#### Written task
State how many lines include "lost", giving the number by itself.

··· Data lines

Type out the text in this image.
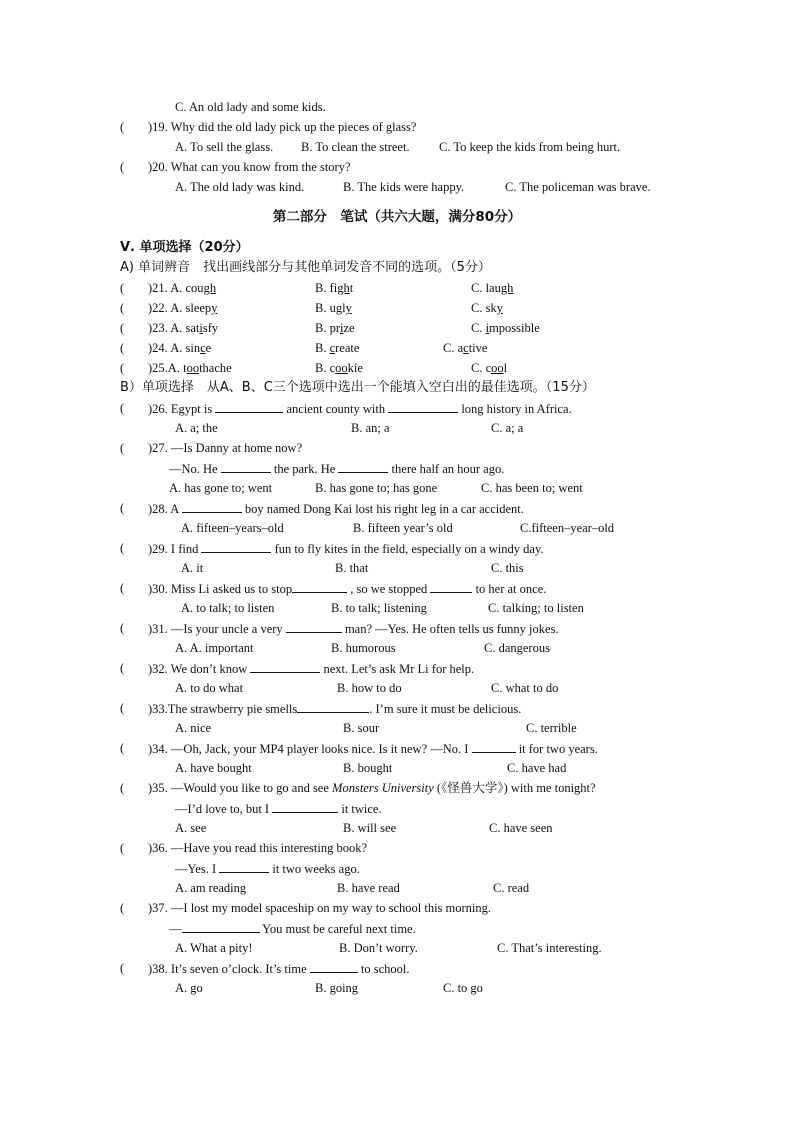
C. An old lady and some kids.
( )19. Why did the old lady pick up the pieces of glass?
A. To sell the glass. B. To clean the street. C. To keep the kids from being hurt.
( )20. What can you know from the story?
A. The old lady was kind.	B. The kids were happy.	C. The policeman was brave.
第二部分　笔试（共六大题，满分80分）
Ⅴ. 单项选择（20分）
A) 单词辨音　找出画线部分与其他单词发音不同的选项。（5分）
( )21. A. cough	B. fight	C. laugh
( )22. A. sleepy	B. ugly	C. sky
( )23. A. satisfy	B. prize	C. impossible
( )24. A. since	B. create	C. active
( )25.A. toothache	B. cookie	C. cool
B）单项选择　从A、B、C三个选项中选出一个能填入空白出的最佳选项。（15分）
( )26. Egypt is	ancient county with	long history in Africa.
A. a; the	B. an; a	C. a; a
( )27. —Is Danny at home now?
—No. He	the park. He	there half an hour ago.
A. has gone to; went	B. has gone to; has gone	C. has been to; went
( )28. A	boy named Dong Kai lost his right leg in a car accident.
A. fifteen–years–old	B. fifteen year’s old	C.fifteen–year–old
( )29. I find	fun to fly kites in the field, especially on a windy day.
A. it	B. that	C. this
( )30. Miss Li asked us to stop	, so we stopped	to her at once.
A. to talk; to listen	B. to talk; listening	C. talking; to listen
( )31. —Is your uncle a very	man? —Yes. He often tells us funny jokes.
A. A. important	B. humorous	C. dangerous
( )32. We don’t know	next. Let’s ask Mr Li for help.
A. to do what	B. how to do	C. what to do
( )33.The strawberry pie smells	. I’m sure it must be delicious.
A. nice	B. sour	C. terrible
( )34. —Oh, Jack, your MP4 player looks nice. Is it new? —No. I	it for two years.
A. have bought	B. bought	C. have had
( )35. —Would you like to go and see Monsters University (《怪兽大学》) with me tonight?
—I’d love to, but I	it twice.
A. see	B. will see	C. have seen
( )36. —Have you read this interesting book?
—Yes. I	it two weeks ago.
A. am reading	B. have read	C. read
( )37. —I lost my model spaceship on my way to school this morning.
—	You must be careful next time.
A. What a pity!	B. Don’t worry.	C. That’s interesting.
( )38. It’s seven o’clock. It’s time	to school.
A. go	B. going	C. to go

······

#### Complete output
2